* EXERCISE REQUIREMENTS: Count the lines below that contain the word "color" and give only that number.

Part of a data file:
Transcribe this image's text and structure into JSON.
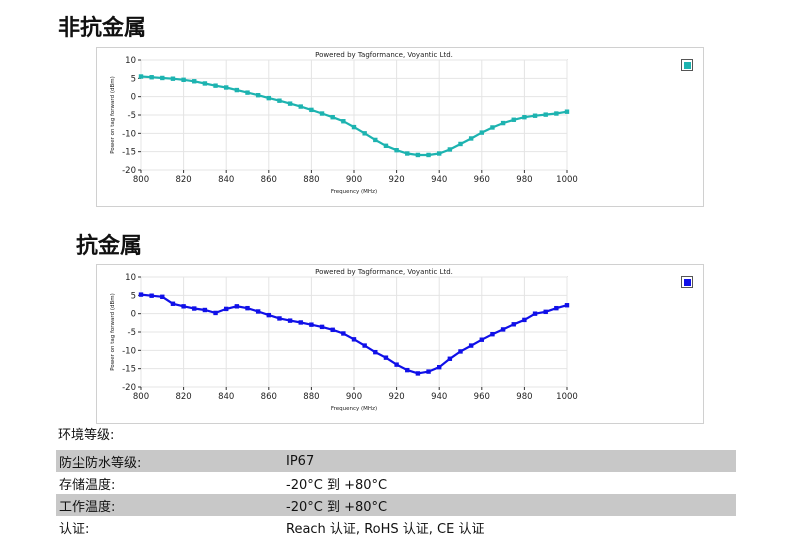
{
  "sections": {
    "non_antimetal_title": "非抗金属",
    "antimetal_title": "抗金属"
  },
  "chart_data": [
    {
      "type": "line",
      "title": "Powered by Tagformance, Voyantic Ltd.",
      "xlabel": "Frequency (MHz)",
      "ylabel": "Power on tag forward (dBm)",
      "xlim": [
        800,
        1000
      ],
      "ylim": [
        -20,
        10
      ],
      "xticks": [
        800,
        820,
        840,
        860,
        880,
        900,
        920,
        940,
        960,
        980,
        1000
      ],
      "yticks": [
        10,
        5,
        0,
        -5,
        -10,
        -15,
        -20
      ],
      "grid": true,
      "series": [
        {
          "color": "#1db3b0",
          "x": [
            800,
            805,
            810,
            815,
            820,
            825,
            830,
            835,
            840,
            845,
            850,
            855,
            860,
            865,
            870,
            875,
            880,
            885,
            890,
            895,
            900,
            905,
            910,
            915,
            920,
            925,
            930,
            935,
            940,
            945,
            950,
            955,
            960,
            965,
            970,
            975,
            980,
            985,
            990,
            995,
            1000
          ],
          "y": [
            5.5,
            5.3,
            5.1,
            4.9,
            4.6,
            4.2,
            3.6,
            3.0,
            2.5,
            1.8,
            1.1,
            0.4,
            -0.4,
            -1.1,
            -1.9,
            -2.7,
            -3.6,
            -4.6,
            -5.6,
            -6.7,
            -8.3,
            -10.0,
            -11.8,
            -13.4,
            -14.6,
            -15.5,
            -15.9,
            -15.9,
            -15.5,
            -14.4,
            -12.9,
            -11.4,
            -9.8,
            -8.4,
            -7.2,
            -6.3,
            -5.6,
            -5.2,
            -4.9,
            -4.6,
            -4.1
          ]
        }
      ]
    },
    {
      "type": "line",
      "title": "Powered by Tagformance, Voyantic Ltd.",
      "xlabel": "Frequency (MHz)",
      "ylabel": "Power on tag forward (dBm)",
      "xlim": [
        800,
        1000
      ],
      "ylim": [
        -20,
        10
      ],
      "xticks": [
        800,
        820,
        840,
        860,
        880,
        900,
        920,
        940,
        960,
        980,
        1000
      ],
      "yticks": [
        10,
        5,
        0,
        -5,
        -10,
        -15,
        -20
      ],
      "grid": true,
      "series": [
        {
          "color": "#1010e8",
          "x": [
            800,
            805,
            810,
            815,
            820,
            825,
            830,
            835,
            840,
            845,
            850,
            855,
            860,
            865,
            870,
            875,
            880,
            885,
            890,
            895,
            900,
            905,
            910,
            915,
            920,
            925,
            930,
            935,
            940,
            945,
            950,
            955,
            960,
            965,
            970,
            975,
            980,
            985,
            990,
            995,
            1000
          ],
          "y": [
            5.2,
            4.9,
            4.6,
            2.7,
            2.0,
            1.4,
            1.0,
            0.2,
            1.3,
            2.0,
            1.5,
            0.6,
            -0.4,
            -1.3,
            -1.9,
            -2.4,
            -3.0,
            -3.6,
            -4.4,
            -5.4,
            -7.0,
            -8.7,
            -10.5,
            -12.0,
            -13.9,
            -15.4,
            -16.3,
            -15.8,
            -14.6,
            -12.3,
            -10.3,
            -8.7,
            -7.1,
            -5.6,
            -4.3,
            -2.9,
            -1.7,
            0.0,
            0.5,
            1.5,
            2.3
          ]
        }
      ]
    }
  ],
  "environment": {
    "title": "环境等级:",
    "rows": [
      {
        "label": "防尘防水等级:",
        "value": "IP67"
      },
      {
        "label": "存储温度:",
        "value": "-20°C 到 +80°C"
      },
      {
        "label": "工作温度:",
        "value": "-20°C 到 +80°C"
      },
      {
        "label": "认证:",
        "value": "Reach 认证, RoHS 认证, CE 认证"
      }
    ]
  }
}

--

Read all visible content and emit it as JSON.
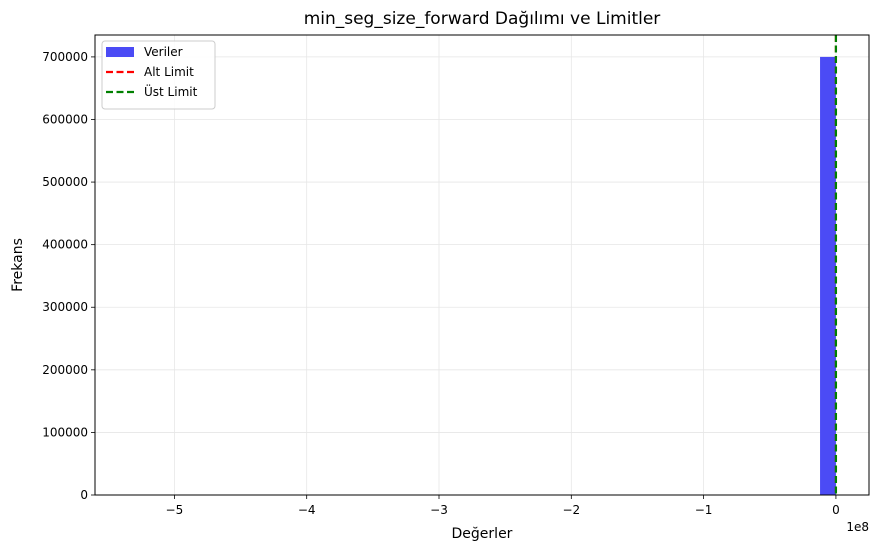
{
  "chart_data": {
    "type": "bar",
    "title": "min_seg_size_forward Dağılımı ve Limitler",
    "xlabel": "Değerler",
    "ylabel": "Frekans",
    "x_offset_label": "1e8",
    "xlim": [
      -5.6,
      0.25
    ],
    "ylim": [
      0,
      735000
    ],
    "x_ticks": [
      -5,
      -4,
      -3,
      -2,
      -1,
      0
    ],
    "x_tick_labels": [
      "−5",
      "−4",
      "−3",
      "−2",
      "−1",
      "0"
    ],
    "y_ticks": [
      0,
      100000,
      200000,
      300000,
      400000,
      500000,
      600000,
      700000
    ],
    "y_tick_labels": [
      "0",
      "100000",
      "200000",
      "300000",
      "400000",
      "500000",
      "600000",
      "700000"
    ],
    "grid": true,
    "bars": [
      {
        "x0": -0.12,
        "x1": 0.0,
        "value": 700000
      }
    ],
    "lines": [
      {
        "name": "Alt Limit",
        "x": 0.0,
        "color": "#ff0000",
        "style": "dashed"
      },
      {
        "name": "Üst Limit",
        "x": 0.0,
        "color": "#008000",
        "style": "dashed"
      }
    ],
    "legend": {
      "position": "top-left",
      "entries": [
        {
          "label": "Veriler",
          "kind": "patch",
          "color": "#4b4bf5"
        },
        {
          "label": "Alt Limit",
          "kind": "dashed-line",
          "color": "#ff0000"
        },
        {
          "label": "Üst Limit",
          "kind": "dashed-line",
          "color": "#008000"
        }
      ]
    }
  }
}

* THE ANSWER: 7